◆ **Problem to solve**
Gather up every line that includes the string "this".

◆ **Data to use**
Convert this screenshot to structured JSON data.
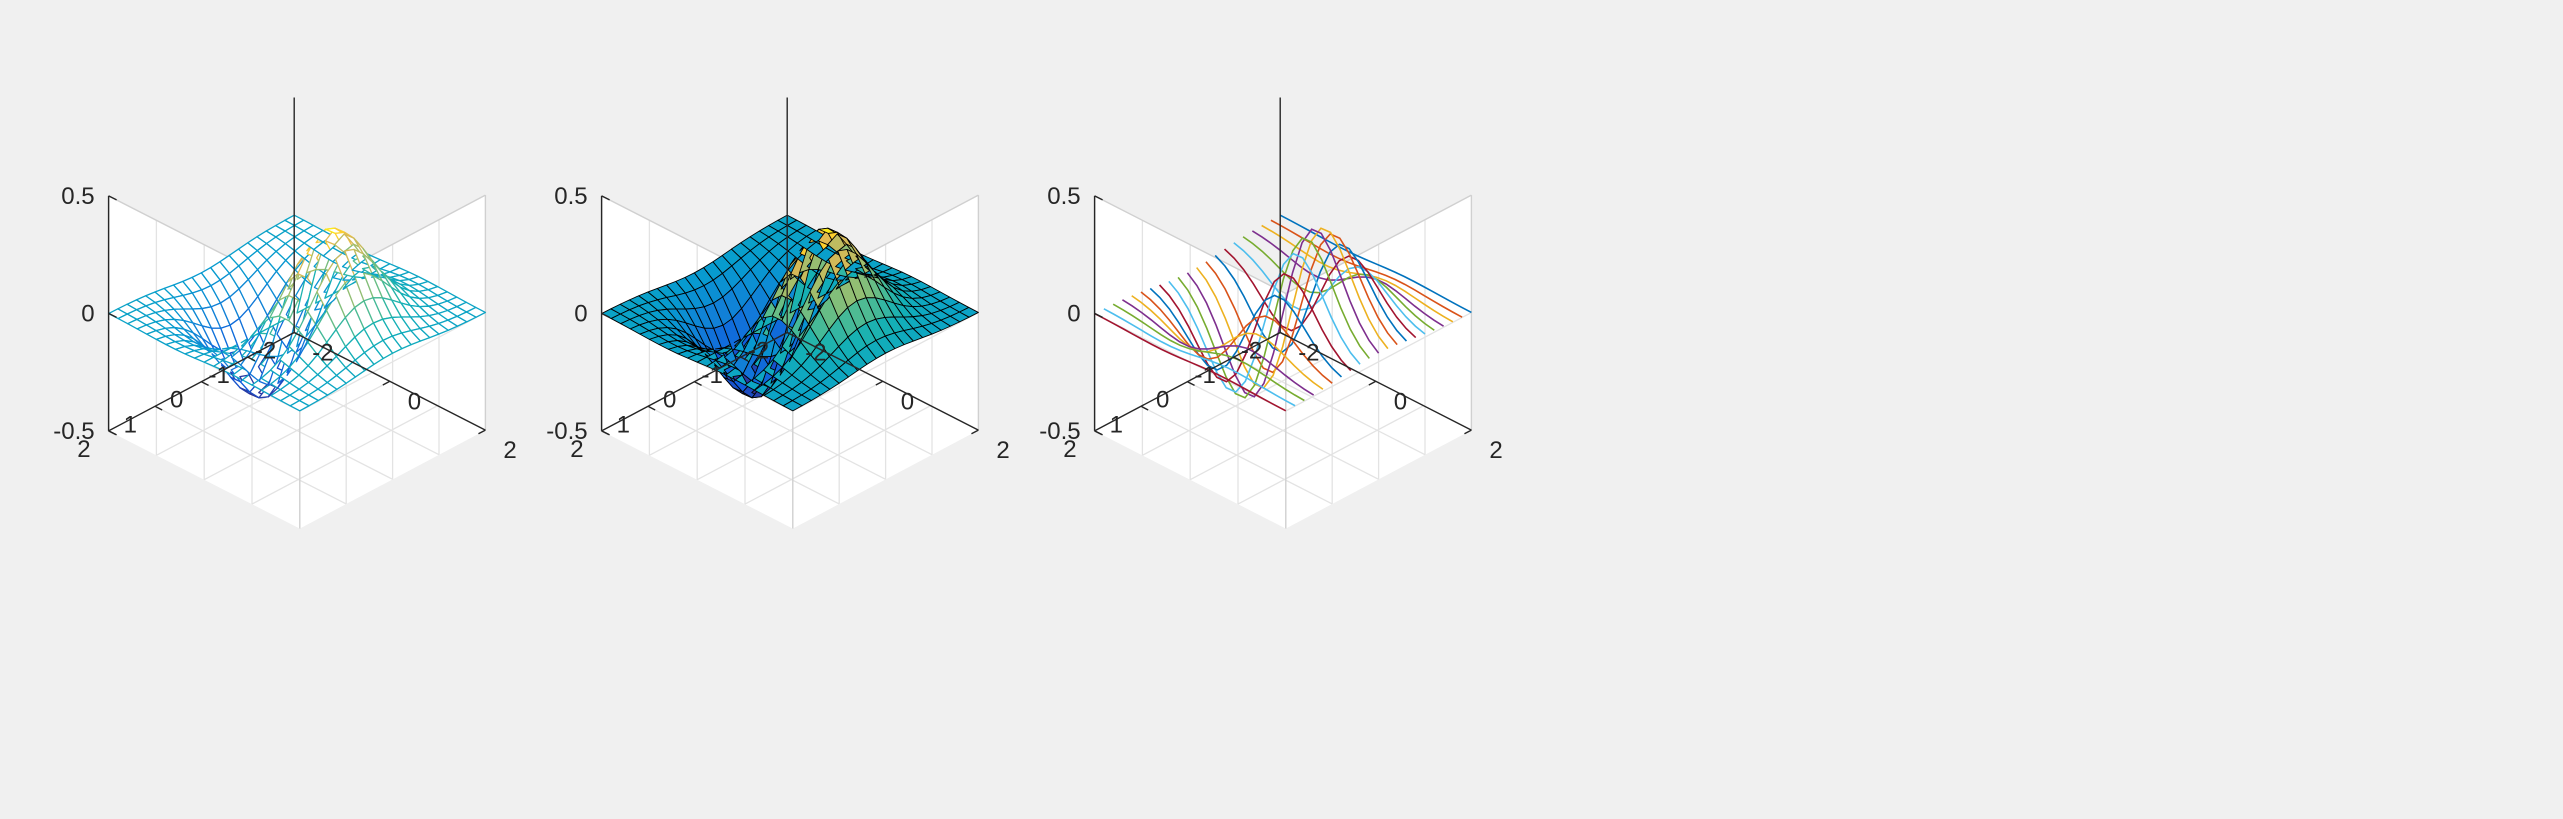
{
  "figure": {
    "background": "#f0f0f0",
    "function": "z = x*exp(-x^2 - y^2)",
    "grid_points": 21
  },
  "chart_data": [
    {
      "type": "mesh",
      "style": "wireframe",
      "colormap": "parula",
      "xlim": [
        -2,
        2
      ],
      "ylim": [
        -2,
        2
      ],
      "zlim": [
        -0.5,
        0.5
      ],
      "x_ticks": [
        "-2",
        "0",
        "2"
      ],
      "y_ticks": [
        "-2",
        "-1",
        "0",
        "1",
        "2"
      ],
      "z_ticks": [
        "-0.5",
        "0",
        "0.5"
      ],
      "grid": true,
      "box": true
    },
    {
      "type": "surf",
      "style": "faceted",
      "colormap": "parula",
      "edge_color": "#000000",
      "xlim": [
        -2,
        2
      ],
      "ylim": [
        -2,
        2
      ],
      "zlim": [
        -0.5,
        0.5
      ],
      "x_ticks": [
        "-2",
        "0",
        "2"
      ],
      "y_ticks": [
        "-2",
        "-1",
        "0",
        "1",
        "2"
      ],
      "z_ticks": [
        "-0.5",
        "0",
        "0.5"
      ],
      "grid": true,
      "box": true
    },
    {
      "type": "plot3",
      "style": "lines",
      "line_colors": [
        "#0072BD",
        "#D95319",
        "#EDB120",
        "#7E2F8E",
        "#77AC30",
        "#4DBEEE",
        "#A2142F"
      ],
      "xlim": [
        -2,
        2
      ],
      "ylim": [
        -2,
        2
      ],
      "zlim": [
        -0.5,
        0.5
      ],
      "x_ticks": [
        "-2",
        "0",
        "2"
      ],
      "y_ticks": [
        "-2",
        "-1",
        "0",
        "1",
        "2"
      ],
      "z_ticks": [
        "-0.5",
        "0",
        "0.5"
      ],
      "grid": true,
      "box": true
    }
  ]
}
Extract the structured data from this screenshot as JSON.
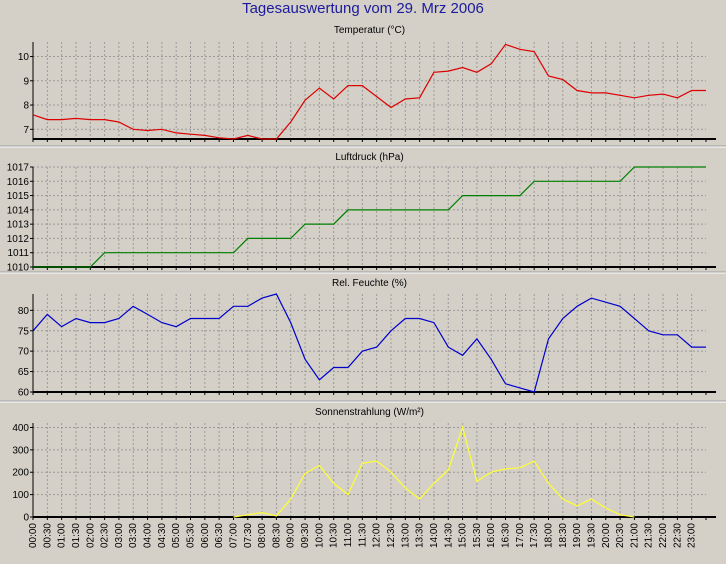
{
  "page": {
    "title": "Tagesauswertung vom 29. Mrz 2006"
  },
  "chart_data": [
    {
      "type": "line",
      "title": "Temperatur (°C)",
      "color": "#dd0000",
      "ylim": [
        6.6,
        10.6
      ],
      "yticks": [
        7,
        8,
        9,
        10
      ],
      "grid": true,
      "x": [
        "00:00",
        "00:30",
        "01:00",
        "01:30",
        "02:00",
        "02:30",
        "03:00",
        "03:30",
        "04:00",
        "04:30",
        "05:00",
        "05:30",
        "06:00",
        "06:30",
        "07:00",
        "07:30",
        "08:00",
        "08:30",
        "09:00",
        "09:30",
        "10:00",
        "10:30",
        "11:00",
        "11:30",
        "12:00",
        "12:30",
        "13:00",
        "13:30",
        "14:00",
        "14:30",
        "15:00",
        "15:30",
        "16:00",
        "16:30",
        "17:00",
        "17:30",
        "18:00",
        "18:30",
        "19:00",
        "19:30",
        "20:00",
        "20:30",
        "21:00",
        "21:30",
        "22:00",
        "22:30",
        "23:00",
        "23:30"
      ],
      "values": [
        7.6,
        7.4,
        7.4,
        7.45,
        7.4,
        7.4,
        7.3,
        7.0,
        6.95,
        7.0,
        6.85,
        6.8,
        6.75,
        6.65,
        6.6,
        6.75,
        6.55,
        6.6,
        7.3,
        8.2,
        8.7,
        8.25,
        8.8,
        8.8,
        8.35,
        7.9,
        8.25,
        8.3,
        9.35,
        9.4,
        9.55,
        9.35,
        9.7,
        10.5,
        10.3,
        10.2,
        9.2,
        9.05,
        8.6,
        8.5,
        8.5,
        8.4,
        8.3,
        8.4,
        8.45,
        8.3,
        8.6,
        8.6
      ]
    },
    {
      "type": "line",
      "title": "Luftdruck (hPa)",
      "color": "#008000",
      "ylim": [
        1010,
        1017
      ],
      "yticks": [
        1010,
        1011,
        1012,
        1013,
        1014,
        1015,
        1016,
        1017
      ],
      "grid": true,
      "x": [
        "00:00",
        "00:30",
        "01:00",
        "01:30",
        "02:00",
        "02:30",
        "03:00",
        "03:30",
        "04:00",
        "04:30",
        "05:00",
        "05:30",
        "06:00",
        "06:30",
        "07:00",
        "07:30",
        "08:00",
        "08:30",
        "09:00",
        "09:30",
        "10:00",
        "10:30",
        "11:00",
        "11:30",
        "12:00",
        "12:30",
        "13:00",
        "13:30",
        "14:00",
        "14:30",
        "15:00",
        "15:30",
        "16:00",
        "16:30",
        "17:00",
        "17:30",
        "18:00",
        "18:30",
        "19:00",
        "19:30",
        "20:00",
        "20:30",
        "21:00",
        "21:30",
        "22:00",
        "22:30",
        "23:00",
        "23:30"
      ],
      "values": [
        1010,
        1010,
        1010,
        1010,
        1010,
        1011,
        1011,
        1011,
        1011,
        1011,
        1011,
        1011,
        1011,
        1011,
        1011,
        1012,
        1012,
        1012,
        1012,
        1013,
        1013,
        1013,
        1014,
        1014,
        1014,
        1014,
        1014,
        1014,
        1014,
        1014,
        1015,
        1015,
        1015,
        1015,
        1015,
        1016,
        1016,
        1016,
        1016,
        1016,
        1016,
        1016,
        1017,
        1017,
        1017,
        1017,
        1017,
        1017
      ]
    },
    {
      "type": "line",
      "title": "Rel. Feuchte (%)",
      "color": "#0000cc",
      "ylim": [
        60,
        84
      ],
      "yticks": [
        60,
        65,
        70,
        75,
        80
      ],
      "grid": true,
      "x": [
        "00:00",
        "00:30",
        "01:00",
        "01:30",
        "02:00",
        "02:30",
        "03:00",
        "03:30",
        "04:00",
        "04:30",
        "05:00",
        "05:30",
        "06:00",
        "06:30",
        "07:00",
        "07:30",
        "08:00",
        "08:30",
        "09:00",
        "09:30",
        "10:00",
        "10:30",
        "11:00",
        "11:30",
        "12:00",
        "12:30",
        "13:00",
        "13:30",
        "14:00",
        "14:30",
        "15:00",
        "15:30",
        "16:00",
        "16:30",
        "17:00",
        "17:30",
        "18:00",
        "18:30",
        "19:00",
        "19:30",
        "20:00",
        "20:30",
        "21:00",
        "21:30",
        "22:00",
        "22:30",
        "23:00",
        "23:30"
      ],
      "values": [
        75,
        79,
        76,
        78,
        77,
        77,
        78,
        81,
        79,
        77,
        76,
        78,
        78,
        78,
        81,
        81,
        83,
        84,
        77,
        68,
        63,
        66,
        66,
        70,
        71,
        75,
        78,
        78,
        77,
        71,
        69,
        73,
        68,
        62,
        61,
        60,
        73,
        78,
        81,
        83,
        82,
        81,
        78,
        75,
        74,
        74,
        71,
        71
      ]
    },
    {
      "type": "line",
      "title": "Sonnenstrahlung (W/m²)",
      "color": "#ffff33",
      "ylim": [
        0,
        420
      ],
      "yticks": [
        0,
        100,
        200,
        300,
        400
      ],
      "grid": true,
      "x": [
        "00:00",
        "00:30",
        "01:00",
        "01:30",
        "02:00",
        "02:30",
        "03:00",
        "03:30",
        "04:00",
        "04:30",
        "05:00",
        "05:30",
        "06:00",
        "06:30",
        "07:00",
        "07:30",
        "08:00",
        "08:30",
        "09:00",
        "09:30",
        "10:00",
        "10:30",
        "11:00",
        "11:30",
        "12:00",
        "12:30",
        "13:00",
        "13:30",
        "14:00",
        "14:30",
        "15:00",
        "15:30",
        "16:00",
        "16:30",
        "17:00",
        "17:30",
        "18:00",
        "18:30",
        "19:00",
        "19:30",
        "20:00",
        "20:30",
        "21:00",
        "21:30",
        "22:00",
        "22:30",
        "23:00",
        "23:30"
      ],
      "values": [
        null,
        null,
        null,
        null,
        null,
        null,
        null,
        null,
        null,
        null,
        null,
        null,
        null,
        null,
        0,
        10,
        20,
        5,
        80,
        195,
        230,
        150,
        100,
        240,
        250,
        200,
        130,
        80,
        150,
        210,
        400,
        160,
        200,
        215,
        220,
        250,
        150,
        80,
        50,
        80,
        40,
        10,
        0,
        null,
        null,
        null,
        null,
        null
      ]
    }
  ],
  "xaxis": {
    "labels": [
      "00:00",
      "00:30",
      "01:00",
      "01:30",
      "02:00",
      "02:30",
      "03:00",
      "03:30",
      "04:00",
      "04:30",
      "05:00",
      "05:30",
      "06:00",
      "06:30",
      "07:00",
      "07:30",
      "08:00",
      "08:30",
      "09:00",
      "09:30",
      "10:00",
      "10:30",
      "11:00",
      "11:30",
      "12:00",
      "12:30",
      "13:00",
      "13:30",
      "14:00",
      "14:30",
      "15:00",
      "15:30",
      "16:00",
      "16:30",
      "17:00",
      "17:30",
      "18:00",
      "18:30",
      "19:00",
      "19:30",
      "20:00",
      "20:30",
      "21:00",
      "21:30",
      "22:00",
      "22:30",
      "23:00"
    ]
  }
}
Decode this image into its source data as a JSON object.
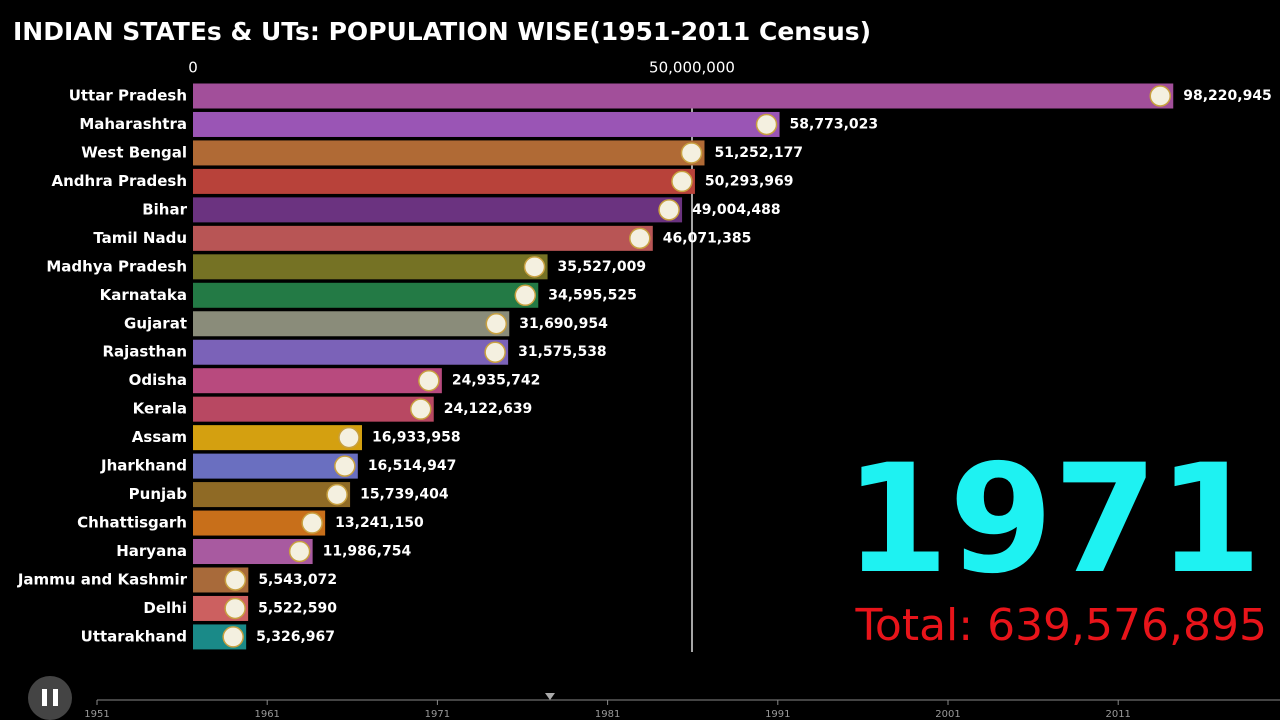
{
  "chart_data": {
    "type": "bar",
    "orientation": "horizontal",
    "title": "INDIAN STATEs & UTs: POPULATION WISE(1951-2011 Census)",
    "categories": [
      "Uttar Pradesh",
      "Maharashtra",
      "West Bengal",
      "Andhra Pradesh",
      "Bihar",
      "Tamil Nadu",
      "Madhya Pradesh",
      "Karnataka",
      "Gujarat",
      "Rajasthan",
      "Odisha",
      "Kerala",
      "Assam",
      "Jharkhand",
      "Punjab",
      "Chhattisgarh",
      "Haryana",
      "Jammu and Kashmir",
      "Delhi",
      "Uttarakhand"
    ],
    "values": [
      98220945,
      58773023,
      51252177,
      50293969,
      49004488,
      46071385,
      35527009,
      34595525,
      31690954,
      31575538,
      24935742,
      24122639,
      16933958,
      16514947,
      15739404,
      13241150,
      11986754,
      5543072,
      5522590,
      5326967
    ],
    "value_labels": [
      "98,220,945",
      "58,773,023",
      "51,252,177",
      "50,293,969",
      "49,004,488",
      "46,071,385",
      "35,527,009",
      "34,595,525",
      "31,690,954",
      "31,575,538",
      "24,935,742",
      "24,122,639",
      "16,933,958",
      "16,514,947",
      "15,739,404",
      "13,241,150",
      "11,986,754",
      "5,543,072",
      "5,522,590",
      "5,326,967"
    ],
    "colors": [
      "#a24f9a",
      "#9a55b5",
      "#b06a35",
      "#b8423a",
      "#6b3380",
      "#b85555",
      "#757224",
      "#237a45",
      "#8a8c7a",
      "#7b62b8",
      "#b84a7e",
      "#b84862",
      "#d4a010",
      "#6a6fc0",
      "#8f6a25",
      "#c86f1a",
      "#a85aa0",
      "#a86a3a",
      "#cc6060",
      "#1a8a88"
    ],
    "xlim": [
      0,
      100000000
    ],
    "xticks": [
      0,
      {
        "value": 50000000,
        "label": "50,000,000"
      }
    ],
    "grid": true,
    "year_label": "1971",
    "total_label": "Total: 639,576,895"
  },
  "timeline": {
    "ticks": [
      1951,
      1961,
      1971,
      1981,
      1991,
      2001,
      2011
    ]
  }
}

◆ **Written solution**
Convert this screenshot to structured JSON data.
Extract the structured data from this screenshot as JSON.
Decode this image into its source data as a JSON object.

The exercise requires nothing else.